Records from a data source
#####
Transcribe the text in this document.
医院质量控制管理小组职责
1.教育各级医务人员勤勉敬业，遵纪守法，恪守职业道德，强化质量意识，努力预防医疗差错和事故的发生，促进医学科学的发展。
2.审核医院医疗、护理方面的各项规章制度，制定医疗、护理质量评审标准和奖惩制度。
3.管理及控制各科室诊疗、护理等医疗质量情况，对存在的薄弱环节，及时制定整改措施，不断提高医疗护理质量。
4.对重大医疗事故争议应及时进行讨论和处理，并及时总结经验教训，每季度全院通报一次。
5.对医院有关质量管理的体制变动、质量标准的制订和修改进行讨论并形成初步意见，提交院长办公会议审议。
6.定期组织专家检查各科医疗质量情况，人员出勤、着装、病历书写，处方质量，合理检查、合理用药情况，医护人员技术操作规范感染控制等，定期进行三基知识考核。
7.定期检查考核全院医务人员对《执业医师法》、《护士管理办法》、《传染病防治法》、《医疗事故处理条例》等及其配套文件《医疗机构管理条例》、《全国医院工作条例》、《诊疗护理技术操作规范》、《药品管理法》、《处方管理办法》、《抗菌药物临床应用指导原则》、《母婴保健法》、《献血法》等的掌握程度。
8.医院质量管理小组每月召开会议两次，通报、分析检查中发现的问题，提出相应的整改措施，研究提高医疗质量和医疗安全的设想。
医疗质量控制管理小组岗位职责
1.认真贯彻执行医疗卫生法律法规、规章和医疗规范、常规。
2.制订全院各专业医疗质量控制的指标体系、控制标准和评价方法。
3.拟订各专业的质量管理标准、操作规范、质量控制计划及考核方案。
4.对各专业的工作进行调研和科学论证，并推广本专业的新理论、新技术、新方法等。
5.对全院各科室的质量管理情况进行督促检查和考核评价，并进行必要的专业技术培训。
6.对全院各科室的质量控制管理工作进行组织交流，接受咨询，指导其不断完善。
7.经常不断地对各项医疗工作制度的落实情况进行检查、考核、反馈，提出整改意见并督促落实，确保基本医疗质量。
#####
**Task requirements**
Reproduce each entry from the records above, character for character.

**Response**
Transcribe the text in this document.
医院质量控制管理小组职责
1.教育各级医务人员勤勉敬业，遵纪守法，恪守职业道德，强化质量意识，努力预防医疗差错和事故的发生，促进医学科学的发展。
2.审核医院医疗、护理方面的各项规章制度，制定医疗、护理质量评审标准和奖惩制度。
3.管理及控制各科室诊疗、护理等医疗质量情况，对存在的薄弱环节，及时制定整改措施，不断提高医疗护理质量。
4.对重大医疗事故争议应及时进行讨论和处理，并及时总结经验教训，每季度全院通报一次。
5.对医院有关质量管理的体制变动、质量标准的制订和修改进行讨论并形成初步意见，提交院长办公会议审议。
6.定期组织专家检查各科医疗质量情况，人员出勤、着装、病历书写，处方质量，合理检查、合理用药情况，医护人员技术操作规范感染控制等，定期进行三基知识考核。
7.定期检查考核全院医务人员对《执业医师法》、《护士管理办法》、《传染病防治法》、《医疗事故处理条例》等及其配套文件《医疗机构管理条例》、《全国医院工作条例》、《诊疗护理技术操作规范》、《药品管理法》、《处方管理办法》、《抗菌药物临床应用指导原则》、《母婴保健法》、《献血法》等的掌握程度。
8.医院质量管理小组每月召开会议两次，通报、分析检查中发现的问题，提出相应的整改措施，研究提高医疗质量和医疗安全的设想。
医疗质量控制管理小组岗位职责
1.认真贯彻执行医疗卫生法律法规、规章和医疗规范、常规。
2.制订全院各专业医疗质量控制的指标体系、控制标准和评价方法。
3.拟订各专业的质量管理标准、操作规范、质量控制计划及考核方案。
4.对各专业的工作进行调研和科学论证，并推广本专业的新理论、新技术、新方法等。
5.对全院各科室的质量管理情况进行督促检查和考核评价，并进行必要的专业技术培训。
6.对全院各科室的质量控制管理工作进行组织交流，接受咨询，指导其不断完善。
7.经常不断地对各项医疗工作制度的落实情况进行检查、考核、反馈，提出整改意见并督促落实，确保基本医疗质量。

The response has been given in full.